WORK TO BE COMPLETED - Retrieve every line from the records in which the word "values" occurs.

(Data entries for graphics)
........

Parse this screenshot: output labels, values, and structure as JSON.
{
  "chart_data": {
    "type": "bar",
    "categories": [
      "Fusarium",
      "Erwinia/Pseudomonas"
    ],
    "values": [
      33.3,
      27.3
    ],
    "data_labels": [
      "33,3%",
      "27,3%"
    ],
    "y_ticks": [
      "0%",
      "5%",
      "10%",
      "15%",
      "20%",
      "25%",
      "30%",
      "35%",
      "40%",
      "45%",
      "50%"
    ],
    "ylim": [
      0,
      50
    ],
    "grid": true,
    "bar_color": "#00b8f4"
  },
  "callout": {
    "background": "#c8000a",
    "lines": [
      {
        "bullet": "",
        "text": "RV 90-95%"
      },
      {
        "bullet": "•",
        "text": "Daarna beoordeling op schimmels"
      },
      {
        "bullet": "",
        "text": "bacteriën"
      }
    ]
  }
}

........

RESPONSE -
Parse this screenshot: output labels, values, and structure as JSON.
    "values": [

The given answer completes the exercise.